■ Aim of the exercise:
Identify the lines that contain the string "cleanup" and copy all of them.

╭─ Data rows

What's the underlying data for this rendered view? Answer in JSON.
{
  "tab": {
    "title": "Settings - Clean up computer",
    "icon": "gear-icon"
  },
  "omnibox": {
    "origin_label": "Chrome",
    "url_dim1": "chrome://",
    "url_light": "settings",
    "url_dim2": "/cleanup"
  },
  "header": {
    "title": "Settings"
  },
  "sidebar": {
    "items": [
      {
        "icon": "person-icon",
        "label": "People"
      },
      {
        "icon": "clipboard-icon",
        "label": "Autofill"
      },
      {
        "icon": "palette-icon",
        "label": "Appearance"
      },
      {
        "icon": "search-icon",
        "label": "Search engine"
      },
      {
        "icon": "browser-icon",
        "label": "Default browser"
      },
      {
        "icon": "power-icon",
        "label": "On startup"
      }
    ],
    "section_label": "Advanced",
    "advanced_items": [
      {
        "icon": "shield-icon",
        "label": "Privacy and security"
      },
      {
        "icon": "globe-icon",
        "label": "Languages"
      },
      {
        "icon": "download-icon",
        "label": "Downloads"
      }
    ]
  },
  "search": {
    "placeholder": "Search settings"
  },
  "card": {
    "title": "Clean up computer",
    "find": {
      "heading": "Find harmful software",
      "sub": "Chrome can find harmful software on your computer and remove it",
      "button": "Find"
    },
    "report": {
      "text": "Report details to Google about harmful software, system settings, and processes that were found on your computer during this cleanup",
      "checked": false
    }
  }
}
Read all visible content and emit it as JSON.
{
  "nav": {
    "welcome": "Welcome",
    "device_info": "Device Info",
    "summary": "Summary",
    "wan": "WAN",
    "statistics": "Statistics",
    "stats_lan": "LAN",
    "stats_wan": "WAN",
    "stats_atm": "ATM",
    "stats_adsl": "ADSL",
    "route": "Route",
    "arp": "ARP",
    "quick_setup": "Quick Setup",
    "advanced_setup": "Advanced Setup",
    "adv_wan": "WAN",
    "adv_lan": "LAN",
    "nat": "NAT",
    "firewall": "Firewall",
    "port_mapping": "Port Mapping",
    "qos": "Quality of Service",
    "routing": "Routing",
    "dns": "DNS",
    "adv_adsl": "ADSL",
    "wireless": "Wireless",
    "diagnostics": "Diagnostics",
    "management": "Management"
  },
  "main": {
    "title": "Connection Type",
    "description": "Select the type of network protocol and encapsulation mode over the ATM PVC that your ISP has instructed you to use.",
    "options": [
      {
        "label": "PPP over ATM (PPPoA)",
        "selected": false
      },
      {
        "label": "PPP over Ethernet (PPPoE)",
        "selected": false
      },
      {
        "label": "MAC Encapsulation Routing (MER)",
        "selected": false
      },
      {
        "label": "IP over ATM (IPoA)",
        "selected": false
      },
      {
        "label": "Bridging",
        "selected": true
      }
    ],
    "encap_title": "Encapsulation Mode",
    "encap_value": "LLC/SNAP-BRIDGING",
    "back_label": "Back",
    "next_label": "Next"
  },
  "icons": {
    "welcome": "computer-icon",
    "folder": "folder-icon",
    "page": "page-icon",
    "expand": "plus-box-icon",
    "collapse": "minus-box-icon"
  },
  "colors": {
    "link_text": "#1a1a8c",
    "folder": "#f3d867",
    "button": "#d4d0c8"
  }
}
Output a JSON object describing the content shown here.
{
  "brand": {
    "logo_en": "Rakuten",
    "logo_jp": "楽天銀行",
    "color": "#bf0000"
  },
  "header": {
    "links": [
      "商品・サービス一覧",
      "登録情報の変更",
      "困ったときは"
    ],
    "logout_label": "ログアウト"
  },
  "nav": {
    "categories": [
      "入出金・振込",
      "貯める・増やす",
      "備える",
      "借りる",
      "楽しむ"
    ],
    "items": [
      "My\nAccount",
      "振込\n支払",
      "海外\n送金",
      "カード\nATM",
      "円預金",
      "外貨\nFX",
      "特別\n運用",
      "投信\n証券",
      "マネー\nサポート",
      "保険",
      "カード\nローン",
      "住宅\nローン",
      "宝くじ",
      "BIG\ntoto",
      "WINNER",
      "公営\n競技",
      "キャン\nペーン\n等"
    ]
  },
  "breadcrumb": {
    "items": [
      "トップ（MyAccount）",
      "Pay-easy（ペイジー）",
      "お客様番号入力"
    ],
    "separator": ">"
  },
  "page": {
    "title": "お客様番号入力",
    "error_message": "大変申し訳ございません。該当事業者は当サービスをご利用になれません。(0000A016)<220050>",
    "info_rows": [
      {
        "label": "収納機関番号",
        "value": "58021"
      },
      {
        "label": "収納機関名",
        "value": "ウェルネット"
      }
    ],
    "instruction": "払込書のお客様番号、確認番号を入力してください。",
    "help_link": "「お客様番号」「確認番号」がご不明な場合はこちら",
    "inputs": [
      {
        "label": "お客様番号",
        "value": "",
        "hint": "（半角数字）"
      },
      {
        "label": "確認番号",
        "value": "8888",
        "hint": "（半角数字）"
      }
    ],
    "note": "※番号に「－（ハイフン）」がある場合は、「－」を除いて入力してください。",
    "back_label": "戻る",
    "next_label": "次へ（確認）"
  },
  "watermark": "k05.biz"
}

╰─

■ Final answer:
    "url_dim2": "/cleanup"
      "text": "Report details to Google about harmful software, system settings, and processes that were found on your computer during this cleanup",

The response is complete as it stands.